__Exercise details__
Pick out the lines below that include the string "title".
Begin Dataset records
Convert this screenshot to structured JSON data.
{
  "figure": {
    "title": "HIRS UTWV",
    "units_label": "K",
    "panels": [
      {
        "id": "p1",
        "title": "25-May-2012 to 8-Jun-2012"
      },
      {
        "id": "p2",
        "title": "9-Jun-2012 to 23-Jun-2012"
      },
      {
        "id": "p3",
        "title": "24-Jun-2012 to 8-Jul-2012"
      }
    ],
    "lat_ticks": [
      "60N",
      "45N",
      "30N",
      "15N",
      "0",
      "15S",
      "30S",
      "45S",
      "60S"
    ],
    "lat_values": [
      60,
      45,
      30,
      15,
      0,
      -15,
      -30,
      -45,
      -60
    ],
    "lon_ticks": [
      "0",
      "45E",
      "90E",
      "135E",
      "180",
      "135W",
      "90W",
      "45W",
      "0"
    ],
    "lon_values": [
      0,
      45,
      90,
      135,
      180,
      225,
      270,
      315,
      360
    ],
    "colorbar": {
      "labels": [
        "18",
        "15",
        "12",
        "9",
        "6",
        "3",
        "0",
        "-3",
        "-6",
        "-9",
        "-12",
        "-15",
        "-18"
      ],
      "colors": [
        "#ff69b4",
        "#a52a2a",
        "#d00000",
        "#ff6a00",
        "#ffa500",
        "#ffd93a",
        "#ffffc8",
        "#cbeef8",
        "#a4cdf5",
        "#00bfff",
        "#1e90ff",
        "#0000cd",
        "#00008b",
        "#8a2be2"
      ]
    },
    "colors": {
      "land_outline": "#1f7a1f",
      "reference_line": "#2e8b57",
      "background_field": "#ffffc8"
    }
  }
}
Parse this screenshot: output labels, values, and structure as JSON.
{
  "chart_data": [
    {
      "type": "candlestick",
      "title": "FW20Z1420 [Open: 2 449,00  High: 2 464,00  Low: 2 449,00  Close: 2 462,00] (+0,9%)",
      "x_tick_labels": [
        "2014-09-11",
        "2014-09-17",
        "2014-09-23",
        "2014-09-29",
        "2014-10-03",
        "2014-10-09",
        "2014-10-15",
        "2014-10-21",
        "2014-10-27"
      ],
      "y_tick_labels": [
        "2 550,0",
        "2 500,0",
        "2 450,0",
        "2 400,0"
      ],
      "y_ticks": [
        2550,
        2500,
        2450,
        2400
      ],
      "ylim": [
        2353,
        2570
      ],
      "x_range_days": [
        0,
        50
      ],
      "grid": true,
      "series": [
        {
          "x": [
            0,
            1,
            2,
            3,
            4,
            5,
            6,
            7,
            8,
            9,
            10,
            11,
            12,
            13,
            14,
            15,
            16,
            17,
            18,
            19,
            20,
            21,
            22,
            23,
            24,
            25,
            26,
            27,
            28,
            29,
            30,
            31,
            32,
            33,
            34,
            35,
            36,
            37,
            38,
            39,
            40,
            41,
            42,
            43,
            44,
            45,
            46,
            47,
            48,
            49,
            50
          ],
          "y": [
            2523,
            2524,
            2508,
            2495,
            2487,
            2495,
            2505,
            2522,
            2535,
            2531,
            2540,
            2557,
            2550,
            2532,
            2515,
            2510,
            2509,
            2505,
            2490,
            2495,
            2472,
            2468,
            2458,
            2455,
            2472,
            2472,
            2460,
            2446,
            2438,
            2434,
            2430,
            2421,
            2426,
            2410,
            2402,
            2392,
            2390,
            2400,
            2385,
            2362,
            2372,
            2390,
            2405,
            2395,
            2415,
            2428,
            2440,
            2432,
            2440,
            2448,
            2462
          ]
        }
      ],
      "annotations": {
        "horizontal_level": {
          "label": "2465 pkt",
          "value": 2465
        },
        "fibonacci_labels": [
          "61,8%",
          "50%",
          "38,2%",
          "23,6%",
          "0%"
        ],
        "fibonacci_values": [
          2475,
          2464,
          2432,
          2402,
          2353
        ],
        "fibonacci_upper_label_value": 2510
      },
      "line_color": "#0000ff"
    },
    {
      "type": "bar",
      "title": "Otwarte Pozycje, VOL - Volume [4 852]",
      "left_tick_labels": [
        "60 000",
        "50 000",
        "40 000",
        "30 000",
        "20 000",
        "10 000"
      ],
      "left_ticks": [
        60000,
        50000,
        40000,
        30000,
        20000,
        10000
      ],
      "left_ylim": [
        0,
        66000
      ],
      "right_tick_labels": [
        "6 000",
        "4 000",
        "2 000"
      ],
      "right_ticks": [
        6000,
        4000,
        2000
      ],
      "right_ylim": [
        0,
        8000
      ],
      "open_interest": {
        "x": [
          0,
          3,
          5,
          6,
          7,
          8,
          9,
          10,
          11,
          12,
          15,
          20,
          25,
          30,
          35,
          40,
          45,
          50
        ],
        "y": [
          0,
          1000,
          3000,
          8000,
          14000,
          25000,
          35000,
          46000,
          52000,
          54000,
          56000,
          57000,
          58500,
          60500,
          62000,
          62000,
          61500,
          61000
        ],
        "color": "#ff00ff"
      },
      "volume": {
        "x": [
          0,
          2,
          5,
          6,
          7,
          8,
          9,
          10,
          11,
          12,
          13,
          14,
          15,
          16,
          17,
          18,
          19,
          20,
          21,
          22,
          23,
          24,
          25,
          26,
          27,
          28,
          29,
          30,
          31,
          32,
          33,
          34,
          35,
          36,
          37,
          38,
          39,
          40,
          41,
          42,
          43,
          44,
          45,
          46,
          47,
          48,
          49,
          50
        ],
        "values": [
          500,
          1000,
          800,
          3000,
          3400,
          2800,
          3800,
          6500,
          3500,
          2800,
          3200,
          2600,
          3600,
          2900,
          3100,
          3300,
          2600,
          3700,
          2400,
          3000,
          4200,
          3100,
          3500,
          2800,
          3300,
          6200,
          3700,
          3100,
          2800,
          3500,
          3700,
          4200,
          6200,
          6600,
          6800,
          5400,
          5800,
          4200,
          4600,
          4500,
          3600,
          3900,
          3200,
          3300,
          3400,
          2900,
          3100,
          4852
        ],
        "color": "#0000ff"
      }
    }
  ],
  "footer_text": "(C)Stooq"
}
End Dataset records
__Response to this exercise__
    "title": "HIRS UTWV",
        "title": "25-May-2012 to 8-Jun-2012"
        "title": "9-Jun-2012 to 23-Jun-2012"
        "title": "24-Jun-2012 to 8-Jul-2012"
      "title": "FW20Z1420 [Open: 2 449,00  High: 2 464,00  Low: 2 449,00  Close: 2 462,00] (+0,9%)",
      "title": "Otwarte Pozycje, VOL - Volume [4 852]",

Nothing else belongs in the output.